[Labeled box material]
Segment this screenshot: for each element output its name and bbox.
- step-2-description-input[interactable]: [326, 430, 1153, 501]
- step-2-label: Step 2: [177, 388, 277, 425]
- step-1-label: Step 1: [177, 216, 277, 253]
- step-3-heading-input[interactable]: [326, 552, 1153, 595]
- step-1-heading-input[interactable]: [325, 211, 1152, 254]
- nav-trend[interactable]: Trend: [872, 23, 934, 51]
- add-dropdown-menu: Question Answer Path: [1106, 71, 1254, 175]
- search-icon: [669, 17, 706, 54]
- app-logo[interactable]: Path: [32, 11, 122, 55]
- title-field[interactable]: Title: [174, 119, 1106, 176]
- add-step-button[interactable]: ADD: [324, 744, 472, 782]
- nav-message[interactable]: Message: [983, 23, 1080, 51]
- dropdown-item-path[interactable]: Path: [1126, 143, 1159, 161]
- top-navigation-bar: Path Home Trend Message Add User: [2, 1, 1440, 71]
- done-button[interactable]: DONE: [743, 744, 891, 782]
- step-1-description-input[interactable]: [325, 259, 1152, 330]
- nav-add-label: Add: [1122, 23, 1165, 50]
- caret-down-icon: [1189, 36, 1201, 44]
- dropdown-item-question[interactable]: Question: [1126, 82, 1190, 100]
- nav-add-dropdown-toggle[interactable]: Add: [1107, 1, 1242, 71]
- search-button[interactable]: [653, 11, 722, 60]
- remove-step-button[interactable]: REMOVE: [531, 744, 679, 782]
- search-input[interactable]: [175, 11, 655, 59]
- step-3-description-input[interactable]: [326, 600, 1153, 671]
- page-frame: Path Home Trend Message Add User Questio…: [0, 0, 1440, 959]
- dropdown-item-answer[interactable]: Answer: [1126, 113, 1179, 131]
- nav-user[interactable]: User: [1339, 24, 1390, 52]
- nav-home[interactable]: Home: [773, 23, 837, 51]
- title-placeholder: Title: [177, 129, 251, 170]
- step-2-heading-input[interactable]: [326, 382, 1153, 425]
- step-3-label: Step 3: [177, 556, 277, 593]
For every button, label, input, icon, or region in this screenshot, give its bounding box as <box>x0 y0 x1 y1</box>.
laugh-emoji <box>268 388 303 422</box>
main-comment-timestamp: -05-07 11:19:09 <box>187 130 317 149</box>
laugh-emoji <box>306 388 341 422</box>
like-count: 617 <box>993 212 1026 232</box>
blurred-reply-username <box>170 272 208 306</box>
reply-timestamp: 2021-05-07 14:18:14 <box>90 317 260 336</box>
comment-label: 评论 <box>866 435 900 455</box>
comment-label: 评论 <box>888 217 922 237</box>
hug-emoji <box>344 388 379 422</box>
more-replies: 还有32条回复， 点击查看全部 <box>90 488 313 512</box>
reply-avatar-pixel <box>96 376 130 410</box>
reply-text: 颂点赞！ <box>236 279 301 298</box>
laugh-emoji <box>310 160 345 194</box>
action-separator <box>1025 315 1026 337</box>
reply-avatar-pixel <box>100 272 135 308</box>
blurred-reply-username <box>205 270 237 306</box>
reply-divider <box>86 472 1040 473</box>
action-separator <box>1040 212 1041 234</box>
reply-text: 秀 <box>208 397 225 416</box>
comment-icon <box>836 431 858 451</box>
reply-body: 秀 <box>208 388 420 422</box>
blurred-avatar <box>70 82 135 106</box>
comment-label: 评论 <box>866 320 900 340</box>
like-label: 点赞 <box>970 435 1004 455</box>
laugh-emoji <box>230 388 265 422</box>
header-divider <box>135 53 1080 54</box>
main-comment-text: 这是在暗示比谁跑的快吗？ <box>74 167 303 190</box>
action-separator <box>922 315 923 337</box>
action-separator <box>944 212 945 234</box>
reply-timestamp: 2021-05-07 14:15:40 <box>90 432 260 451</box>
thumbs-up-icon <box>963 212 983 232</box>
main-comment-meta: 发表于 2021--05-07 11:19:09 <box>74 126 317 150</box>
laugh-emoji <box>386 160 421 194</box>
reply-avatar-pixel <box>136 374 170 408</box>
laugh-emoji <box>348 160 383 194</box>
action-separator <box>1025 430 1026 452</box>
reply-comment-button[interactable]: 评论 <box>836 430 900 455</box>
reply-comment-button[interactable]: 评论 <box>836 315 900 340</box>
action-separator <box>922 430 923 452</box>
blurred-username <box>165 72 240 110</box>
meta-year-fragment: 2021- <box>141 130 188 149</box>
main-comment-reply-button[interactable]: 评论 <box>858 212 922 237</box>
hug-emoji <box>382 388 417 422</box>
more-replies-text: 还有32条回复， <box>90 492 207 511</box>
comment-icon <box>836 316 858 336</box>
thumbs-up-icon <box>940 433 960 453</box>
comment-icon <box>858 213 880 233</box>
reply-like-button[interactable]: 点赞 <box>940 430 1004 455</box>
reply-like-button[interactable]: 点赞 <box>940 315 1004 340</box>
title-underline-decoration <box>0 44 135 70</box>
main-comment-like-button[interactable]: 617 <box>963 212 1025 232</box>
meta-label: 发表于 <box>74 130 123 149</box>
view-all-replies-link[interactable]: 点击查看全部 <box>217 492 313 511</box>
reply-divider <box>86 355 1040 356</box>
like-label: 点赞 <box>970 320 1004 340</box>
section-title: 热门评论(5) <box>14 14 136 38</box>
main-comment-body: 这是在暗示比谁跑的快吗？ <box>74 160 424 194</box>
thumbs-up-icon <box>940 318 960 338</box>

- Written request -
Rewrite the material from its first line through the line containing "- step-3-heading-input[interactable]: [326, 552, 1153, 595]", replacing "bbox" with "bounding box" and keeping everything else the same.

- Solution to this task -
Segment this screenshot: for each element output its name and bounding box.
- step-2-description-input[interactable]: [326, 430, 1153, 501]
- step-2-label: Step 2: [177, 388, 277, 425]
- step-1-label: Step 1: [177, 216, 277, 253]
- step-3-heading-input[interactable]: [326, 552, 1153, 595]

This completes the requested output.